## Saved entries

▽

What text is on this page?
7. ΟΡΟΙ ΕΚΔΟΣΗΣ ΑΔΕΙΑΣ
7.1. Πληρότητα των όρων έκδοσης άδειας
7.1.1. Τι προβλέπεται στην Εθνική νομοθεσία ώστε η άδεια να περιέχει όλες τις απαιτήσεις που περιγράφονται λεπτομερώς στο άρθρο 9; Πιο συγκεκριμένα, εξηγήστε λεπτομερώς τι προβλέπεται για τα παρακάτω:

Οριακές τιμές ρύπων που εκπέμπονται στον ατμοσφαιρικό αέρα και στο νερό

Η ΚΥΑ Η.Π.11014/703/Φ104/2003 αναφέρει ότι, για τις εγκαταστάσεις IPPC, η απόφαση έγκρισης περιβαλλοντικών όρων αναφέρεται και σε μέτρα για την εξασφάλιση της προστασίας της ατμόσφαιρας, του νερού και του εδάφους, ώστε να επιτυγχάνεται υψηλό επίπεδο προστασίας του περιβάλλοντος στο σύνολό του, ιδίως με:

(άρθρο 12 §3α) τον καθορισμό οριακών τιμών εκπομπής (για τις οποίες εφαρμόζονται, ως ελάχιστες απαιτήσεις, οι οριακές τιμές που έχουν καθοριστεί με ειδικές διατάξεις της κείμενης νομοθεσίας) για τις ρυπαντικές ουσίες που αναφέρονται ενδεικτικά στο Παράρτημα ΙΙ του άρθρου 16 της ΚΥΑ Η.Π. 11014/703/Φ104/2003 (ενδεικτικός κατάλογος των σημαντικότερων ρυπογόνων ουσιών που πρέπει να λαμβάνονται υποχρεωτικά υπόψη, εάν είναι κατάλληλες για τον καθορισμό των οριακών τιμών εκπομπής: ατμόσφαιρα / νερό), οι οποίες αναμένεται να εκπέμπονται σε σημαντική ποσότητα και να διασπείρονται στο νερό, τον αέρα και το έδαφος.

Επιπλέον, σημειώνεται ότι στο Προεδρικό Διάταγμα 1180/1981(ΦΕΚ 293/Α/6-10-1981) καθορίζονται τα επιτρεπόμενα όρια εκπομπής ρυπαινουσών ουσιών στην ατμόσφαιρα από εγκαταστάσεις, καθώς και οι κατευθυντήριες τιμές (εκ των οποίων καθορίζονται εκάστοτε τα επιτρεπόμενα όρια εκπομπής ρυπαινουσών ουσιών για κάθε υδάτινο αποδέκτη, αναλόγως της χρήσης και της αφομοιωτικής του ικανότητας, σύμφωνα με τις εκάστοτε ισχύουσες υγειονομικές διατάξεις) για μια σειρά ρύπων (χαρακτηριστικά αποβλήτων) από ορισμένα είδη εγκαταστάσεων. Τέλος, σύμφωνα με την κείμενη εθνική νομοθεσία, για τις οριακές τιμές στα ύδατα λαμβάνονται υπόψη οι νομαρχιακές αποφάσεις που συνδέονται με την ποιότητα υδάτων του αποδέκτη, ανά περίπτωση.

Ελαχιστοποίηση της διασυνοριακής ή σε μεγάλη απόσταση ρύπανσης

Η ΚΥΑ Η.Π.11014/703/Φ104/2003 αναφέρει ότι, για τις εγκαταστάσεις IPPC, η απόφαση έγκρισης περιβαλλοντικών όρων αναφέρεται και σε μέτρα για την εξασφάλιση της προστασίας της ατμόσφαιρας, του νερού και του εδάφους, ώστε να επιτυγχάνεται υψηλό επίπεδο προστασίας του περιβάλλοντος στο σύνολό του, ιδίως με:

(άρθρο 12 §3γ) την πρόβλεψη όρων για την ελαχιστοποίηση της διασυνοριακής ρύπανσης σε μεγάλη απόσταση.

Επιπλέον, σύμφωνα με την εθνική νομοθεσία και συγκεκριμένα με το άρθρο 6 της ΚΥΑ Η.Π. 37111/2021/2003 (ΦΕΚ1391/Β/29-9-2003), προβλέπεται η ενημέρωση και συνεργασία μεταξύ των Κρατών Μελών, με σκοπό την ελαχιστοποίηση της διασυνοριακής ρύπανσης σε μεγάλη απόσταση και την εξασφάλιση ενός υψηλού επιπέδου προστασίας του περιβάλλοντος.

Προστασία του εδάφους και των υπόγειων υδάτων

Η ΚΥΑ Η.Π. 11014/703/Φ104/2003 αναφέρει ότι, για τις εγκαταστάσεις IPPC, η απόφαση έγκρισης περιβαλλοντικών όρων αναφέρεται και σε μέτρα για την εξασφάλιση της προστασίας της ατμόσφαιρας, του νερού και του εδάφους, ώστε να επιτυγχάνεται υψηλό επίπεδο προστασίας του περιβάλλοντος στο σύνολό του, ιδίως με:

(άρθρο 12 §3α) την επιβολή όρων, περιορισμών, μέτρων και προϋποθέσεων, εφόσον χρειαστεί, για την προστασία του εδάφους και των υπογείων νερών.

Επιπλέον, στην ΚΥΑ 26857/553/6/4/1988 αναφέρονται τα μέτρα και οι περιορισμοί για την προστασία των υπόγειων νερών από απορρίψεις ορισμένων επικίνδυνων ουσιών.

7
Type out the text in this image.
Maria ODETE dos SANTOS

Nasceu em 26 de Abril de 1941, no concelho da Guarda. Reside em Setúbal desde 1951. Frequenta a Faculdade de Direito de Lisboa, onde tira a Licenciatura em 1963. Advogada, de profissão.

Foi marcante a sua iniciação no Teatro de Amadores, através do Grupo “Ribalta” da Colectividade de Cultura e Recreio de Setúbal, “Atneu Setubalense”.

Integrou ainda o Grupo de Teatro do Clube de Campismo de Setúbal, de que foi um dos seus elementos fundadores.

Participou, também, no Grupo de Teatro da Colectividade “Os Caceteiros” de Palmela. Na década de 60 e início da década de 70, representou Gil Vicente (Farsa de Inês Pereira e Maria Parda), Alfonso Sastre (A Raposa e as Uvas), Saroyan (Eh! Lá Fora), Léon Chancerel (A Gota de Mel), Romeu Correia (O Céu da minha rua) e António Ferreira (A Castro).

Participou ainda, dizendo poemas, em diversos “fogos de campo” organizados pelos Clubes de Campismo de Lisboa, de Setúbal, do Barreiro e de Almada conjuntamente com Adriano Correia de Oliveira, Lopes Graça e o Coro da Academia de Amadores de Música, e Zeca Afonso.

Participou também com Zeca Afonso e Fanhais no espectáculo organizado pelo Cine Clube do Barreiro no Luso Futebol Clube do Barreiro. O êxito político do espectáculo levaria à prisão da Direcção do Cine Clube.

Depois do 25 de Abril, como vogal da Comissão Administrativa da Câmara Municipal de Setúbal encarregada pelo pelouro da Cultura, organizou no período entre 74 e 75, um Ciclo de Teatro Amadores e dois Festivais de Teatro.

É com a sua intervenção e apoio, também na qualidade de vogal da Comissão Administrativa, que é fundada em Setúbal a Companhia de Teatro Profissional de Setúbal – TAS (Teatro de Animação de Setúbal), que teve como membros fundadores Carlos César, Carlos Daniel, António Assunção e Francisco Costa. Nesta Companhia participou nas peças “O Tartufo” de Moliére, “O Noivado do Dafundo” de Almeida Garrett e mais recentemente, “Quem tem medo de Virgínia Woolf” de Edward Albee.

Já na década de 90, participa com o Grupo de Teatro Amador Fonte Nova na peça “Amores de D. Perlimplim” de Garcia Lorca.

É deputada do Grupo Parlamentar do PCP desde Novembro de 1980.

△

## WHAT THIS TASK INVOLVES
Copy out every line where the word "Abril" occurs.

## TASK SOLUTION
Nasceu em 26 de Abril de 1941, no concelho da Guarda. Reside em Setúbal desde 1951. Frequenta a Faculdade de Direito de Lisboa, onde tira a Licenciatura em 1963. Advogada, de profissão.
Depois do 25 de Abril, como vogal da Comissão Administrativa da Câmara Municipal de Setúbal encarregada pelo pelouro da Cultura, organizou no período entre 74 e 75, um Ciclo de Teatro Amadores e dois Festivais de Teatro.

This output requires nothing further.